━━━━━ Data section

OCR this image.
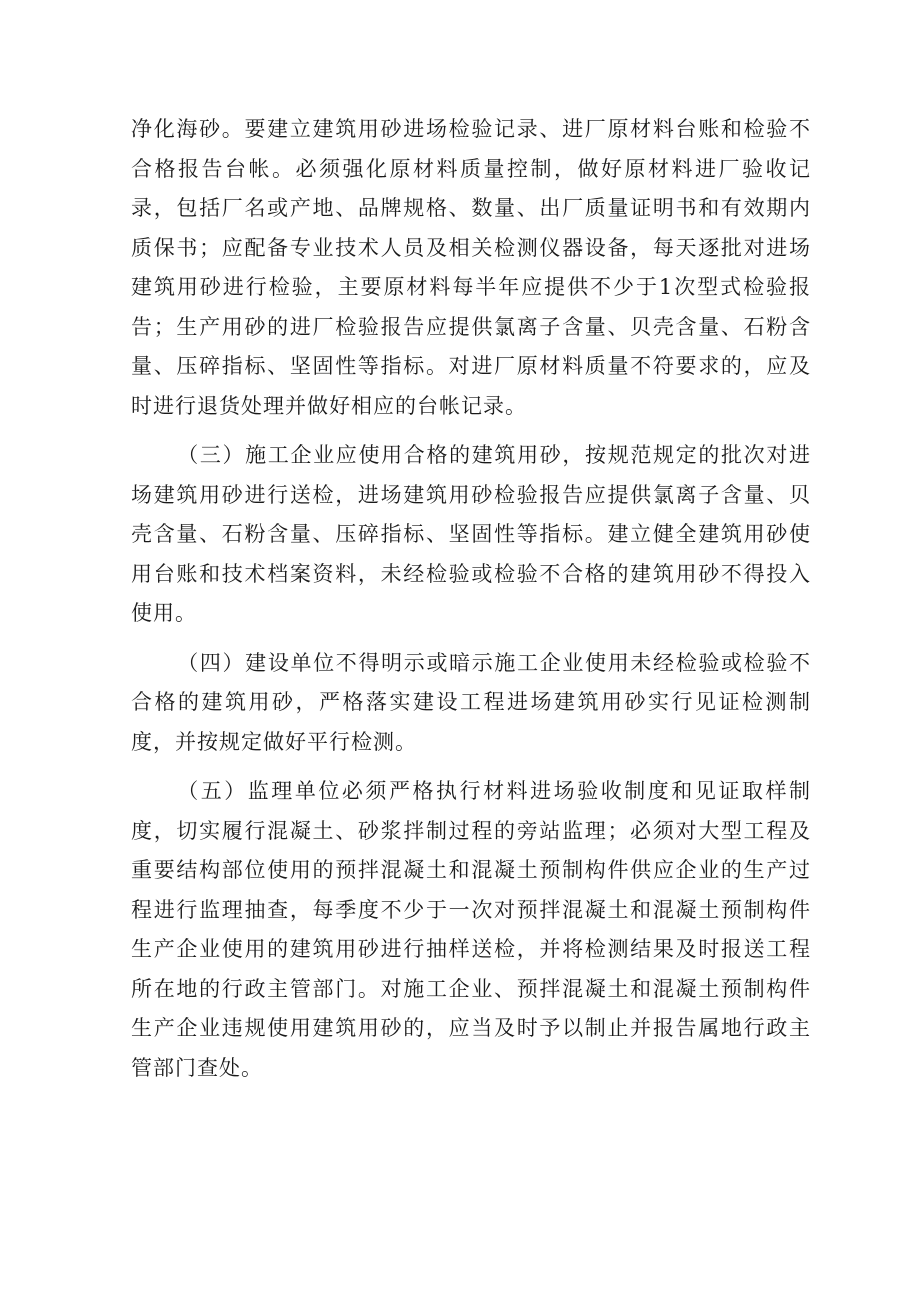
净化海砂。要建立建筑用砂进场检验记录、进厂原材料台账和检验不合格报告台帐。必须强化原材料质量控制，做好原材料进厂验收记录，包括厂名或产地、品牌规格、数量、出厂质量证明书和有效期内质保书；应配备专业技术人员及相关检测仪器设备，每天逐批对进场建筑用砂进行检验，主要原材料每半年应提供不少于1次型式检验报告；生产用砂的进厂检验报告应提供氯离子含量、贝壳含量、石粉含量、压碎指标、坚固性等指标。对进厂原材料质量不符要求的，应及时进行退货处理并做好相应的台帐记录。

（三）施工企业应使用合格的建筑用砂，按规范规定的批次对进场建筑用砂进行送检，进场建筑用砂检验报告应提供氯离子含量、贝壳含量、石粉含量、压碎指标、坚固性等指标。建立健全建筑用砂使用台账和技术档案资料，未经检验或检验不合格的建筑用砂不得投入使用。

（四）建设单位不得明示或暗示施工企业使用未经检验或检验不合格的建筑用砂，严格落实建设工程进场建筑用砂实行见证检测制度，并按规定做好平行检测。

（五）监理单位必须严格执行材料进场验收制度和见证取样制度，切实履行混凝土、砂浆拌制过程的旁站监理；必须对大型工程及重要结构部位使用的预拌混凝土和混凝土预制构件供应企业的生产过程进行监理抽查，每季度不少于一次对预拌混凝土和混凝土预制构件生产企业使用的建筑用砂进行抽样送检，并将检测结果及时报送工程所在地的行政主管部门。对施工企业、预拌混凝土和混凝土预制构件生产企业违规使用建筑用砂的，应当及时予以制止并报告属地行政主管部门查处。
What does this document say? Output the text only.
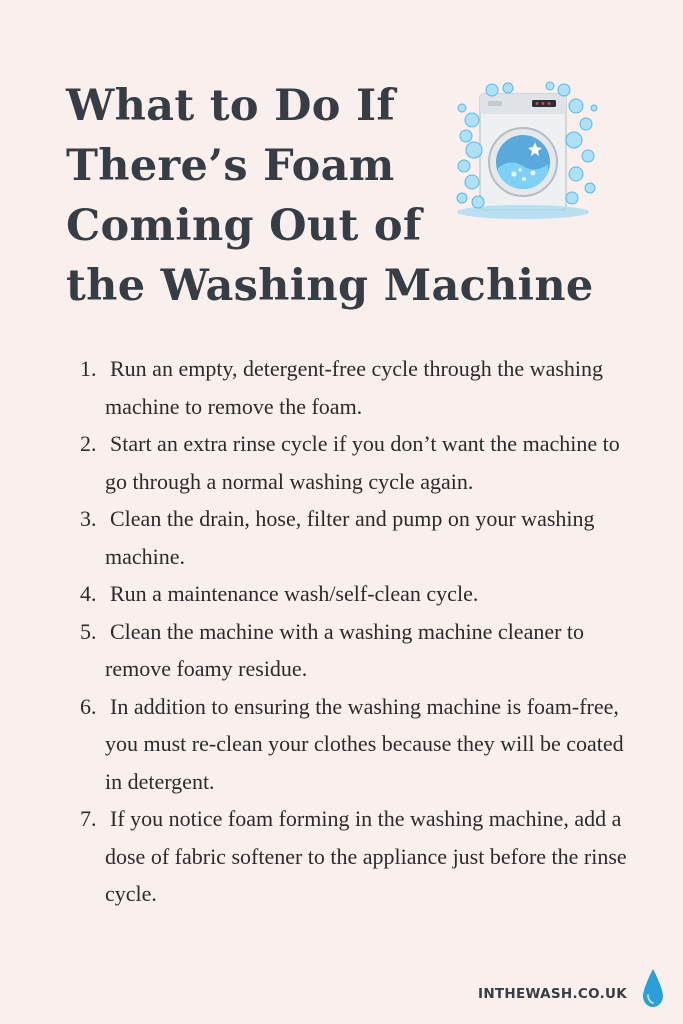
What to Do If
There’s Foam
Coming Out of
the Washing Machine
1. Run an empty, detergent-free cycle through the washing machine to remove the foam.
2. Start an extra rinse cycle if you don’t want the machine to go through a normal washing cycle again.
3. Clean the drain, hose, filter and pump on your washing machine.
4. Run a maintenance wash/self-clean cycle.
5. Clean the machine with a washing machine cleaner to remove foamy residue.
6. In addition to ensuring the washing machine is foam-free, you must re-clean your clothes because they will be coated in detergent.
7. If you notice foam forming in the washing machine, add a dose of fabric softener to the appliance just before the rinse cycle.
INTHEWASH.CO.UK
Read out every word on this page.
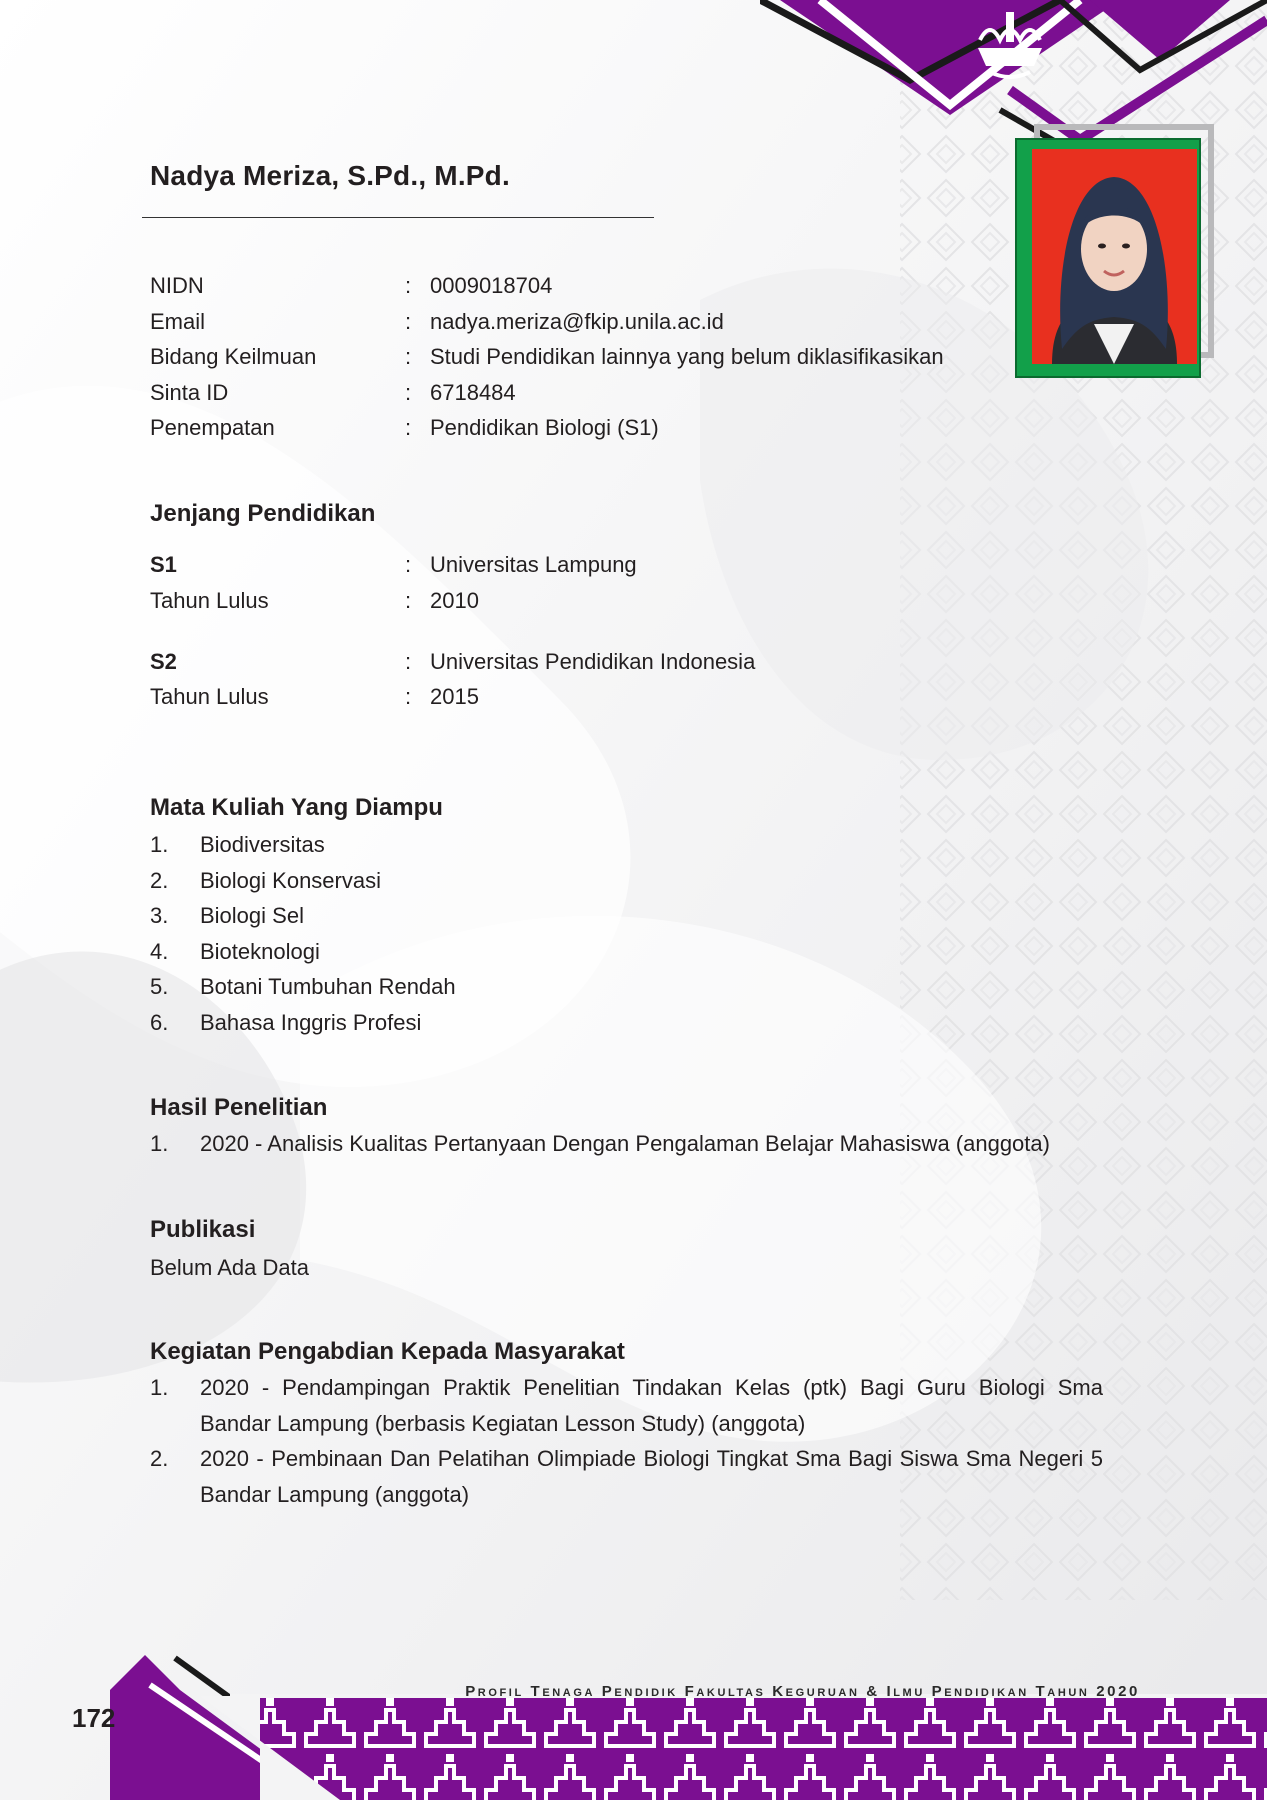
Nadya Meriza, S.Pd., M.Pd.
NIDN	: 0009018704
Email	: nadya.meriza@fkip.unila.ac.id
Bidang Keilmuan	: Studi Pendidikan lainnya yang belum diklasifikasikan
Sinta ID	: 6718484
Penempatan	: Pendidikan Biologi (S1)
Jenjang Pendidikan
S1	: Universitas Lampung
Tahun Lulus	: 2010
S2	: Universitas Pendidikan Indonesia
Tahun Lulus	: 2015
Mata Kuliah Yang Diampu
1. Biodiversitas
2. Biologi Konservasi
3. Biologi Sel
4. Bioteknologi
5. Botani Tumbuhan Rendah
6. Bahasa Inggris Profesi
Hasil Penelitian
1. 2020 - Analisis Kualitas Pertanyaan Dengan Pengalaman Belajar Mahasiswa (anggota)
Publikasi
Belum Ada Data
Kegiatan Pengabdian Kepada Masyarakat
1. 2020 - Pendampingan Praktik Penelitian Tindakan Kelas (ptk) Bagi Guru Biologi Sma Bandar Lampung (berbasis Kegiatan Lesson Study) (anggota)
2. 2020 - Pembinaan Dan Pelatihan Olimpiade Biologi Tingkat Sma Bagi Siswa Sma Negeri 5 Bandar Lampung (anggota)
172
Profil Tenaga Pendidik Fakultas Keguruan & Ilmu Pendidikan Tahun 2020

━━━━━━━━━━

Exercise description >> Copy the material exactly. Do not include the pictures.

Full output >>
OCR this image.
净化海砂。要建立建筑用砂进场检验记录、进厂原材料台账和检验不合格报告台帐。必须强化原材料质量控制，做好原材料进厂验收记录，包括厂名或产地、品牌规格、数量、出厂质量证明书和有效期内质保书；应配备专业技术人员及相关检测仪器设备，每天逐批对进场建筑用砂进行检验，主要原材料每半年应提供不少于1次型式检验报告；生产用砂的进厂检验报告应提供氯离子含量、贝壳含量、石粉含量、压碎指标、坚固性等指标。对进厂原材料质量不符要求的，应及时进行退货处理并做好相应的台帐记录。

（三）施工企业应使用合格的建筑用砂，按规范规定的批次对进场建筑用砂进行送检，进场建筑用砂检验报告应提供氯离子含量、贝壳含量、石粉含量、压碎指标、坚固性等指标。建立健全建筑用砂使用台账和技术档案资料，未经检验或检验不合格的建筑用砂不得投入使用。

（四）建设单位不得明示或暗示施工企业使用未经检验或检验不合格的建筑用砂，严格落实建设工程进场建筑用砂实行见证检测制度，并按规定做好平行检测。

（五）监理单位必须严格执行材料进场验收制度和见证取样制度，切实履行混凝土、砂浆拌制过程的旁站监理；必须对大型工程及重要结构部位使用的预拌混凝土和混凝土预制构件供应企业的生产过程进行监理抽查，每季度不少于一次对预拌混凝土和混凝土预制构件生产企业使用的建筑用砂进行抽样送检，并将检测结果及时报送工程所在地的行政主管部门。对施工企业、预拌混凝土和混凝土预制构件生产企业违规使用建筑用砂的，应当及时予以制止并报告属地行政主管部门查处。
What does this document say? Output the text only.
What to Do If
There’s Foam
Coming Out of
the Washing Machine
1. Run an empty, detergent-free cycle through the washing machine to remove the foam.
2. Start an extra rinse cycle if you don’t want the machine to go through a normal washing cycle again.
3. Clean the drain, hose, filter and pump on your washing machine.
4. Run a maintenance wash/self-clean cycle.
5. Clean the machine with a washing machine cleaner to remove foamy residue.
6. In addition to ensuring the washing machine is foam-free, you must re-clean your clothes because they will be coated in detergent.
7. If you notice foam forming in the washing machine, add a dose of fabric softener to the appliance just before the rinse cycle.
INTHEWASH.CO.UK
Read out every word on this page.
Nadya Meriza, S.Pd., M.Pd.
NIDN	: 0009018704
Email	: nadya.meriza@fkip.unila.ac.id
Bidang Keilmuan	: Studi Pendidikan lainnya yang belum diklasifikasikan
Sinta ID	: 6718484
Penempatan	: Pendidikan Biologi (S1)
Jenjang Pendidikan
S1	: Universitas Lampung
Tahun Lulus	: 2010
S2	: Universitas Pendidikan Indonesia
Tahun Lulus	: 2015
Mata Kuliah Yang Diampu
1. Biodiversitas
2. Biologi Konservasi
3. Biologi Sel
4. Bioteknologi
5. Botani Tumbuhan Rendah
6. Bahasa Inggris Profesi
Hasil Penelitian
1. 2020 - Analisis Kualitas Pertanyaan Dengan Pengalaman Belajar Mahasiswa (anggota)
Publikasi
Belum Ada Data
Kegiatan Pengabdian Kepada Masyarakat
1. 2020 - Pendampingan Praktik Penelitian Tindakan Kelas (ptk) Bagi Guru Biologi Sma Bandar Lampung (berbasis Kegiatan Lesson Study) (anggota)
2. 2020 - Pembinaan Dan Pelatihan Olimpiade Biologi Tingkat Sma Bagi Siswa Sma Negeri 5 Bandar Lampung (anggota)
172
Profil Tenaga Pendidik Fakultas Keguruan & Ilmu Pendidikan Tahun 2020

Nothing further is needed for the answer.